▶ **OBJECTIVE**
Convert every line of the records below into a JSON list of strings, one string per line, omitting blank lines and leaving out the pictures.

▶ **EXERCISE MATERIALS**
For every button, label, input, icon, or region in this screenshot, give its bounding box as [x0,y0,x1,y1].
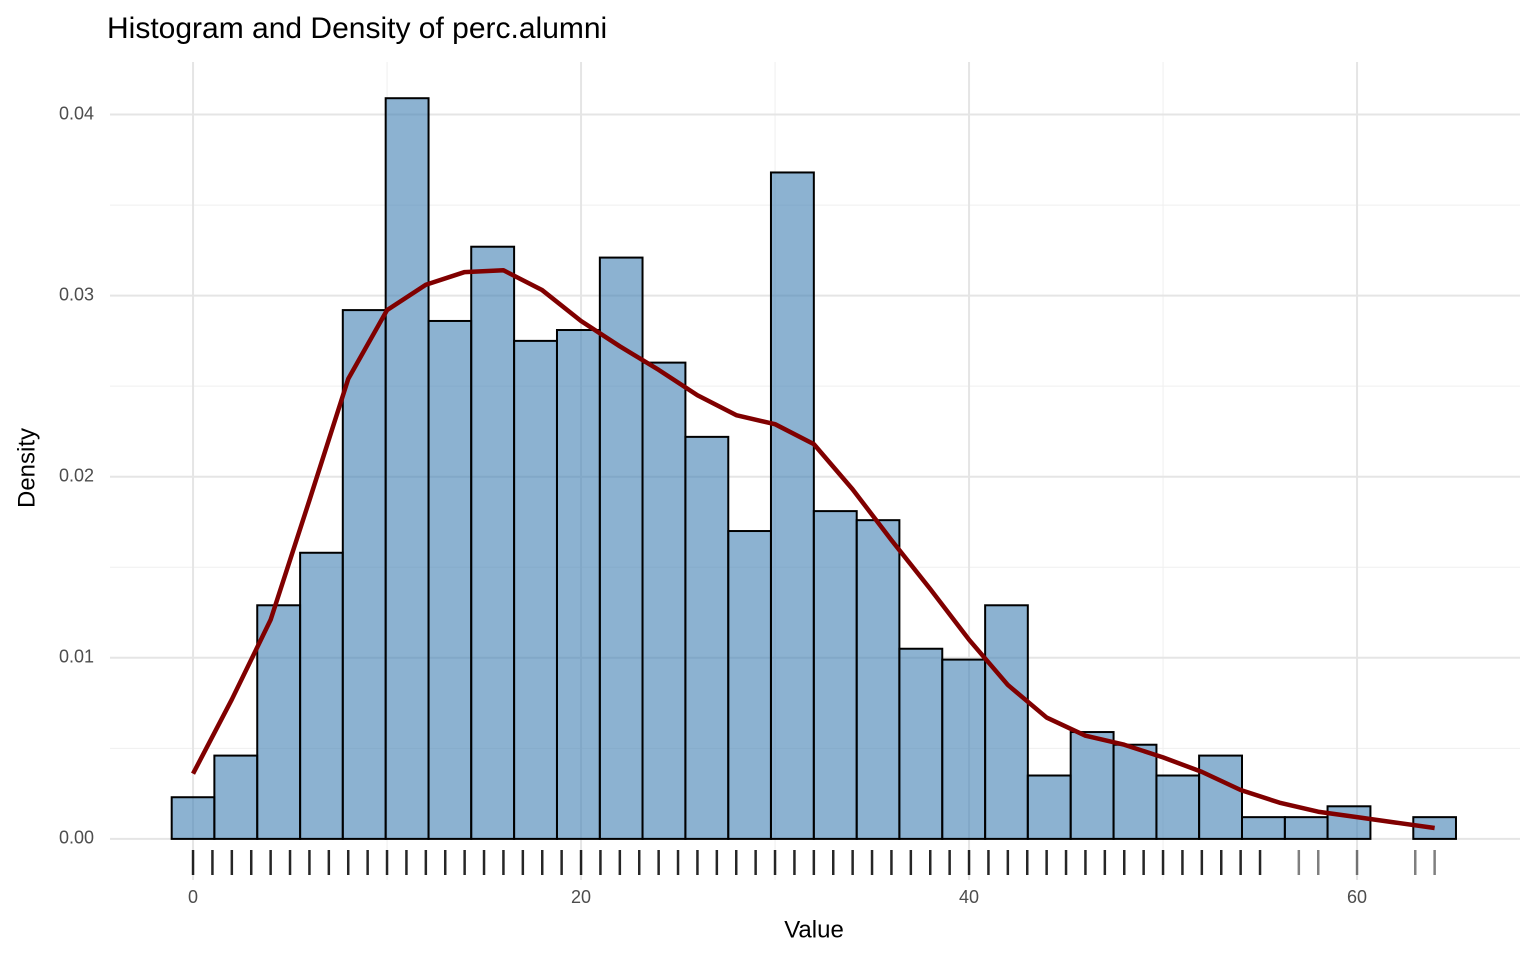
bar [513,339,558,840]
bar [941,658,987,840]
bar [384,97,430,840]
y-tick-label: 0.00 [59,828,94,848]
bar [684,435,730,840]
bar [898,647,944,840]
chart-title: Histogram and Density of perc.alumni [107,12,607,45]
density-line [191,268,1435,831]
bar [855,519,901,840]
bar [299,551,344,840]
bar [555,329,601,840]
bar [1326,805,1372,840]
y-tick-label: 0.02 [59,465,94,485]
bar [1283,816,1329,840]
bar [1026,774,1072,840]
x-tick-label: 60 [1347,887,1367,907]
bar [1069,731,1115,840]
bar [470,245,516,840]
x-tick-label: 20 [571,887,591,907]
bar [1198,754,1243,840]
bar [1112,743,1158,840]
y-tick-label: 0.03 [59,284,94,304]
bar [727,530,772,840]
bar [341,309,387,840]
bar [1155,774,1201,840]
y-tick-label: 0.04 [59,103,94,123]
x-tick-label: 0 [188,887,198,907]
bar [427,319,473,840]
y-axis-label: Density [13,428,40,508]
bar [641,361,687,840]
x-tick-label: 40 [959,887,979,907]
bar [984,604,1029,840]
bar [1240,816,1286,840]
bar [170,796,216,840]
bar [256,604,302,840]
bar [769,171,815,840]
bar [213,754,259,840]
y-tick-label: 0.01 [59,647,94,667]
bar [812,510,858,840]
x-axis-label: Value [784,916,844,943]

▶ **RESULT**
[
  "For every button, label, input, icon, or region in this screenshot, give its bounding box as [x0,y0,x1,y1].",
  "bar [513,339,558,840]",
  "bar [941,658,987,840]",
  "bar [384,97,430,840]",
  "y-tick-label: 0.00 [59,828,94,848]",
  "bar [684,435,730,840]",
  "bar [898,647,944,840]",
  "chart-title: Histogram and Density of perc.alumni [107,12,607,45]",
  "density-line [191,268,1435,831]",
  "bar [855,519,901,840]",
  "bar [299,551,344,840]",
  "bar [555,329,601,840]",
  "bar [1326,805,1372,840]",
  "y-tick-label: 0.02 [59,465,94,485]",
  "bar [1283,816,1329,840]",
  "bar [1026,774,1072,840]",
  "x-tick-label: 60 [1347,887,1367,907]",
  "bar [1069,731,1115,840]",
  "bar [470,245,516,840]",
  "x-tick-label: 20 [571,887,591,907]",
  "bar [1198,754,1243,840]",
  "bar [1112,743,1158,840]",
  "y-tick-label: 0.03 [59,284,94,304]",
  "bar [727,530,772,840]",
  "bar [341,309,387,840]",
  "bar [1155,774,1201,840]",
  "y-tick-label: 0.04 [59,103,94,123]",
  "x-tick-label: 0 [188,887,198,907]",
  "bar [427,319,473,840]",
  "y-axis-label: Density [13,428,40,508]",
  "bar [641,361,687,840]",
  "x-tick-label: 40 [959,887,979,907]",
  "bar [984,604,1029,840]",
  "bar [1240,816,1286,840]",
  "bar [170,796,216,840]",
  "bar [256,604,302,840]",
  "bar [769,171,815,840]",
  "bar [213,754,259,840]",
  "y-tick-label: 0.01 [59,647,94,667]",
  "bar [812,510,858,840]",
  "x-axis-label: Value [784,916,844,943]"
]